::: Potongan Dokumen
Menggarisbawahi hal ini, Pak Adaby berpendapat bahwa sebaiknya ilmu tidak hanya
ditransfer, tetapi juga disosialisasikan dan dikembangkan. Untuk itu, dosen juga harus
memperbaharui referensi dan mencarikan peluang aplikasi. Idealnya, lanjut dosen yang laris
juga sebagai pembicara masalah-masalah sosial keagamaan ini, cara belajar di kelas adalah
persuasif dialogis. Dosen harus pandai berkomunikasi dan menarik perhatian mahasiswa
dengan contoh dan praktek. Dosen harus pandai-pandai memilih contoh yang dapat dengan
mudah dipahami oleh mahasiswa. Bahkan kalau bisa, ambil saja contoh dari kehidupan
sehari-hari mahasiswa. Begitu pula mahasiswa, sebaiknya sudah membaca bahan yang akan
diberikan sebelum kuliah mulai. Dengan begitu mahasiswa dan dosen bisa mendiskusikan
hal-hal yang ada dalam materi.
Muktasar rupanya juga berpendapat sama. "Hubungan dosen dan mahasiswa itu
kemitraan, sehingga tidak ada istilah saling menghormati. Sebab terkadang istilah tersebut
malah yang sering membuat hubungan jadi tidak terbuka. Sedikit santai dan bercanda tak
masalah, asalkan ilmu masuk, " kata dosen yang memang dikenal dekat dengan mahasiswa
ini.
::::::
::: Daftar Entri
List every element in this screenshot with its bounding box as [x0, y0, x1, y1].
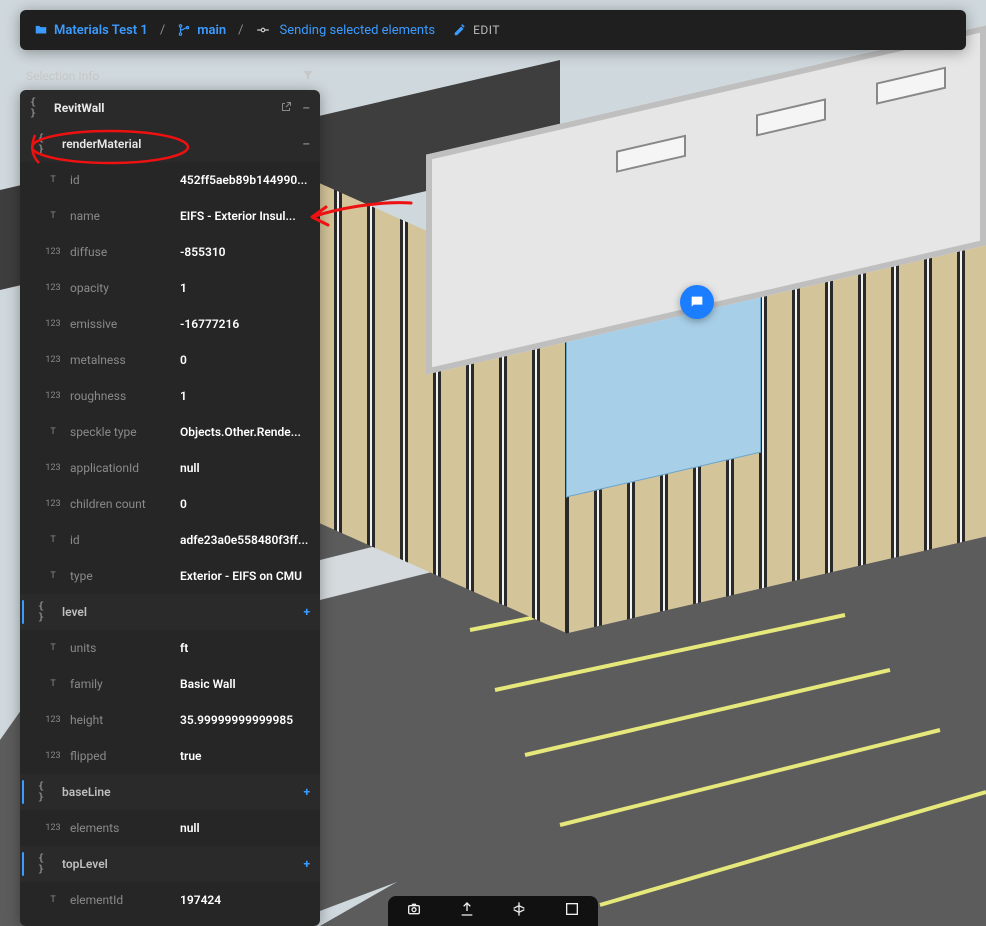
prop-row[interactable]: Tspeckle typeObjects.Other.Rende...: [20, 414, 320, 450]
object-icon: { }: [30, 97, 44, 119]
expand-icon[interactable]: +: [303, 605, 310, 619]
expand-icon[interactable]: +: [303, 857, 310, 871]
prop-row[interactable]: 123flippedtrue: [20, 738, 320, 774]
prop-row[interactable]: 123metalness0: [20, 342, 320, 378]
level-group[interactable]: { }level +: [20, 594, 320, 630]
tool-fit-icon[interactable]: [564, 901, 580, 921]
render-material-group[interactable]: { } renderMaterial –: [20, 126, 320, 162]
prop-row[interactable]: 123applicationIdnull: [20, 450, 320, 486]
prop-row[interactable]: TnameEIFS - Exterior Insul...: [20, 198, 320, 234]
panel-header: Selection Info: [20, 62, 320, 90]
prop-row[interactable]: 123emissive-16777216: [20, 306, 320, 342]
prop-row[interactable]: 123height35.99999999999985: [20, 702, 320, 738]
prop-row[interactable]: 123children count0: [20, 486, 320, 522]
viewer-toolbar: [388, 896, 598, 926]
prop-row[interactable]: 123opacity1: [20, 270, 320, 306]
prop-row[interactable]: Tid452ff5aeb89b144990...: [20, 162, 320, 198]
tool-section-icon[interactable]: [511, 901, 527, 921]
baseline-group[interactable]: { }baseLine +: [20, 774, 320, 810]
panel-title: Selection Info: [26, 69, 99, 83]
tool-capture-icon[interactable]: [406, 901, 422, 921]
selection-info-panel: { } RevitWall – { } renderMaterial – Tid…: [20, 90, 320, 926]
prop-row[interactable]: TelementId197424: [20, 882, 320, 918]
building-model[interactable]: [366, 90, 986, 550]
status-text: Sending selected elements: [280, 23, 436, 38]
collapse-icon[interactable]: –: [302, 101, 310, 116]
prop-row[interactable]: TfamilyBasic Wall: [20, 666, 320, 702]
collapse-icon[interactable]: –: [302, 137, 310, 151]
toplevel-group[interactable]: { }topLevel +: [20, 846, 320, 882]
project-crumb[interactable]: Materials Test 1: [34, 23, 148, 38]
expand-icon[interactable]: +: [303, 785, 310, 799]
open-external-icon[interactable]: [280, 101, 292, 116]
object-header[interactable]: { } RevitWall –: [20, 90, 320, 126]
filter-icon[interactable]: [302, 69, 314, 84]
prop-row[interactable]: TtypeExterior - EIFS on CMU: [20, 558, 320, 594]
branch-crumb[interactable]: main: [177, 23, 226, 38]
edit-button[interactable]: EDIT: [453, 23, 500, 37]
comment-marker[interactable]: [680, 285, 714, 319]
prop-row[interactable]: Tidadfe23a0e558480f3ff...: [20, 522, 320, 558]
prop-row[interactable]: 123elementsnull: [20, 810, 320, 846]
prop-row[interactable]: 123diffuse-855310: [20, 234, 320, 270]
breadcrumb-bar: Materials Test 1 / main / Sending select…: [20, 10, 966, 50]
prop-row[interactable]: 123roughness1: [20, 378, 320, 414]
tool-upload-icon[interactable]: [459, 901, 475, 921]
prop-row[interactable]: Tunitsft: [20, 630, 320, 666]
commit-crumb[interactable]: [256, 23, 270, 37]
::::::
### Tugas Latihan 1
Tuliskan kembali bagian teks tentang dosen dan cara belajar di kelas mulai dari "Menggarisbawahi hal ini, Pak" sampai dengan "ada dalam materi.", dengan mengganti setiap "mahasiswa" menjadi "pelajar".
### Tugas Latihan 2
Susunlah baris-baris dalam entri sebagai daftar bernomor, mulai dari baris yang memuat "414, 320, 450]" sampai dengan baris yang memuat "filter-icon[interactable]: [302, 69, 314, 84]", tanpa menyertakan baris kosong.
Teks dan entri di atas merupakan bahan yang terpisah dan tidak saling berkaitan.

### Jawaban Akhir 1
Menggarisbawahi hal ini, Pak Adaby berpendapat bahwa sebaiknya ilmu tidak hanya
ditransfer, tetapi juga disosialisasikan dan dikembangkan. Untuk itu, dosen juga harus
memperbaharui referensi dan mencarikan peluang aplikasi. Idealnya, lanjut dosen yang laris
juga sebagai pembicara masalah-masalah sosial keagamaan ini, cara belajar di kelas adalah
persuasif dialogis. Dosen harus pandai berkomunikasi dan menarik perhatian pelajar
dengan contoh dan praktek. Dosen harus pandai-pandai memilih contoh yang dapat dengan
mudah dipahami oleh pelajar. Bahkan kalau bisa, ambil saja contoh dari kehidupan
sehari-hari pelajar. Begitu pula pelajar, sebaiknya sudah membaca bahan yang akan
diberikan sebelum kuliah mulai. Dengan begitu pelajar dan dosen bisa mendiskusikan
hal-hal yang ada dalam materi.

### Jawaban Akhir 2
1. prop-row[interactable]: Tspeckle typeObjects.Other.Rende...: [20, 414, 320, 450]
2. object-icon: { }: [30, 97, 44, 119]
3. expand-icon[interactable]: +: [303, 605, 310, 619]
4. expand-icon[interactable]: +: [303, 857, 310, 871]
5. prop-row[interactable]: 123flippedtrue: [20, 738, 320, 774]
6. prop-row[interactable]: 123metalness0: [20, 342, 320, 378]
7. level-group[interactable]: { }level +: [20, 594, 320, 630]
8. tool-fit-icon[interactable]: [564, 901, 580, 921]
9. render-material-group[interactable]: { } renderMaterial –: [20, 126, 320, 162]
10. prop-row[interactable]: 123applicationIdnull: [20, 450, 320, 486]
11. prop-row[interactable]: TnameEIFS - Exterior Insul...: [20, 198, 320, 234]
12. panel-header: Selection Info: [20, 62, 320, 90]
13. prop-row[interactable]: 123emissive-16777216: [20, 306, 320, 342]
14. prop-row[interactable]: 123height35.99999999999985: [20, 702, 320, 738]
15. prop-row[interactable]: 123children count0: [20, 486, 320, 522]
16. viewer-toolbar: [388, 896, 598, 926]
17. prop-row[interactable]: 123opacity1: [20, 270, 320, 306]
18. prop-row[interactable]: Tid452ff5aeb89b144990...: [20, 162, 320, 198]
19. tool-section-icon[interactable]: [511, 901, 527, 921]
20. baseline-group[interactable]: { }baseLine +: [20, 774, 320, 810]
21. panel-title: Selection Info: [26, 69, 99, 83]
22. tool-capture-icon[interactable]: [406, 901, 422, 921]
23. selection-info-panel: { } RevitWall – { } renderMaterial – Tid…: [20, 90, 320, 926]
24. prop-row[interactable]: TelementId197424: [20, 882, 320, 918]
25. building-model[interactable]: [366, 90, 986, 550]
26. status-text: Sending selected elements: [280, 23, 436, 38]
27. collapse-icon[interactable]: –: [302, 101, 310, 116]
28. prop-row[interactable]: TfamilyBasic Wall: [20, 666, 320, 702]
29. collapse-icon[interactable]: –: [302, 137, 310, 151]
30. toplevel-group[interactable]: { }topLevel +: [20, 846, 320, 882]
31. project-crumb[interactable]: Materials Test 1: [34, 23, 148, 38]
32. expand-icon[interactable]: +: [303, 785, 310, 799]
33. open-external-icon[interactable]: [280, 101, 292, 116]
34. object-header[interactable]: { } RevitWall –: [20, 90, 320, 126]
35. filter-icon[interactable]: [302, 69, 314, 84]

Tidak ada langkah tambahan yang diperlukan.